— Begin Information shown —

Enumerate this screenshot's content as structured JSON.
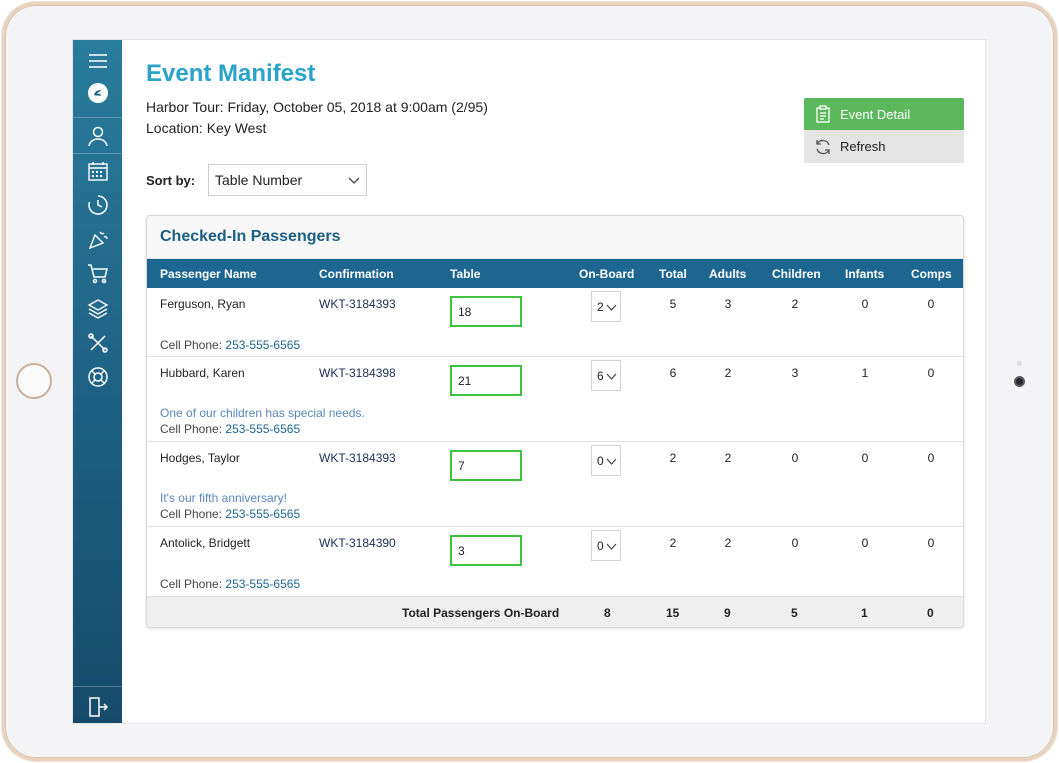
{
  "header": {
    "title": "Event Manifest",
    "event_line": "Harbor Tour: Friday, October 05, 2018 at 9:00am (2/95)",
    "location_line": "Location: Key West"
  },
  "actions": {
    "event_detail_label": "Event Detail",
    "refresh_label": "Refresh"
  },
  "sort": {
    "label": "Sort by:",
    "selected": "Table Number"
  },
  "panel": {
    "title": "Checked-In Passengers",
    "columns": [
      "Passenger Name",
      "Confirmation",
      "Table",
      "On-Board",
      "Total",
      "Adults",
      "Children",
      "Infants",
      "Comps"
    ],
    "rows": [
      {
        "name": "Ferguson, Ryan",
        "confirmation": "WKT-3184393",
        "table": "18",
        "onboard": "2",
        "total": "5",
        "adults": "3",
        "children": "2",
        "infants": "0",
        "comps": "0",
        "note": "",
        "phone_label": "Cell Phone:",
        "phone": "253-555-6565"
      },
      {
        "name": "Hubbard, Karen",
        "confirmation": "WKT-3184398",
        "table": "21",
        "onboard": "6",
        "total": "6",
        "adults": "2",
        "children": "3",
        "infants": "1",
        "comps": "0",
        "note": "One of our children has special needs.",
        "phone_label": "Cell Phone:",
        "phone": "253-555-6565"
      },
      {
        "name": "Hodges, Taylor",
        "confirmation": "WKT-3184393",
        "table": "7",
        "onboard": "0",
        "total": "2",
        "adults": "2",
        "children": "0",
        "infants": "0",
        "comps": "0",
        "note": "It's our fifth anniversary!",
        "phone_label": "Cell Phone:",
        "phone": "253-555-6565"
      },
      {
        "name": "Antolick, Bridgett",
        "confirmation": "WKT-3184390",
        "table": "3",
        "onboard": "0",
        "total": "2",
        "adults": "2",
        "children": "0",
        "infants": "0",
        "comps": "0",
        "note": "",
        "phone_label": "Cell Phone:",
        "phone": "253-555-6565"
      }
    ],
    "footer": {
      "label": "Total Passengers On-Board",
      "onboard": "8",
      "total": "15",
      "adults": "9",
      "children": "5",
      "infants": "1",
      "comps": "0"
    }
  },
  "sidebar": {
    "items": [
      "menu-icon",
      "logo-icon",
      "user-icon",
      "calendar-icon",
      "clock-icon",
      "party-icon",
      "cart-icon",
      "layers-icon",
      "tools-icon",
      "lifebuoy-icon",
      "exit-icon"
    ]
  },
  "colors": {
    "sidebar": "#1d5f82",
    "accent": "#2aa3c9",
    "table_header": "#1d6690",
    "primary_button": "#5cb85c",
    "table_input_border": "#3ec33e"
  }
}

— End Information shown —

> The request
Omit the pictures and output all of the other material exactly.

> Output for this task
Enumerate this screenshot's content as structured JSON.
{
  "header": {
    "title": "Event Manifest",
    "event_line": "Harbor Tour: Friday, October 05, 2018 at 9:00am (2/95)",
    "location_line": "Location: Key West"
  },
  "actions": {
    "event_detail_label": "Event Detail",
    "refresh_label": "Refresh"
  },
  "sort": {
    "label": "Sort by:",
    "selected": "Table Number"
  },
  "panel": {
    "title": "Checked-In Passengers",
    "columns": [
      "Passenger Name",
      "Confirmation",
      "Table",
      "On-Board",
      "Total",
      "Adults",
      "Children",
      "Infants",
      "Comps"
    ],
    "rows": [
      {
        "name": "Ferguson, Ryan",
        "confirmation": "WKT-3184393",
        "table": "18",
        "onboard": "2",
        "total": "5",
        "adults": "3",
        "children": "2",
        "infants": "0",
        "comps": "0",
        "note": "",
        "phone_label": "Cell Phone:",
        "phone": "253-555-6565"
      },
      {
        "name": "Hubbard, Karen",
        "confirmation": "WKT-3184398",
        "table": "21",
        "onboard": "6",
        "total": "6",
        "adults": "2",
        "children": "3",
        "infants": "1",
        "comps": "0",
        "note": "One of our children has special needs.",
        "phone_label": "Cell Phone:",
        "phone": "253-555-6565"
      },
      {
        "name": "Hodges, Taylor",
        "confirmation": "WKT-3184393",
        "table": "7",
        "onboard": "0",
        "total": "2",
        "adults": "2",
        "children": "0",
        "infants": "0",
        "comps": "0",
        "note": "It's our fifth anniversary!",
        "phone_label": "Cell Phone:",
        "phone": "253-555-6565"
      },
      {
        "name": "Antolick, Bridgett",
        "confirmation": "WKT-3184390",
        "table": "3",
        "onboard": "0",
        "total": "2",
        "adults": "2",
        "children": "0",
        "infants": "0",
        "comps": "0",
        "note": "",
        "phone_label": "Cell Phone:",
        "phone": "253-555-6565"
      }
    ],
    "footer": {
      "label": "Total Passengers On-Board",
      "onboard": "8",
      "total": "15",
      "adults": "9",
      "children": "5",
      "infants": "1",
      "comps": "0"
    }
  },
  "sidebar": {
    "items": [
      "menu-icon",
      "logo-icon",
      "user-icon",
      "calendar-icon",
      "clock-icon",
      "party-icon",
      "cart-icon",
      "layers-icon",
      "tools-icon",
      "lifebuoy-icon",
      "exit-icon"
    ]
  },
  "colors": {
    "sidebar": "#1d5f82",
    "accent": "#2aa3c9",
    "table_header": "#1d6690",
    "primary_button": "#5cb85c",
    "table_input_border": "#3ec33e"
  }
}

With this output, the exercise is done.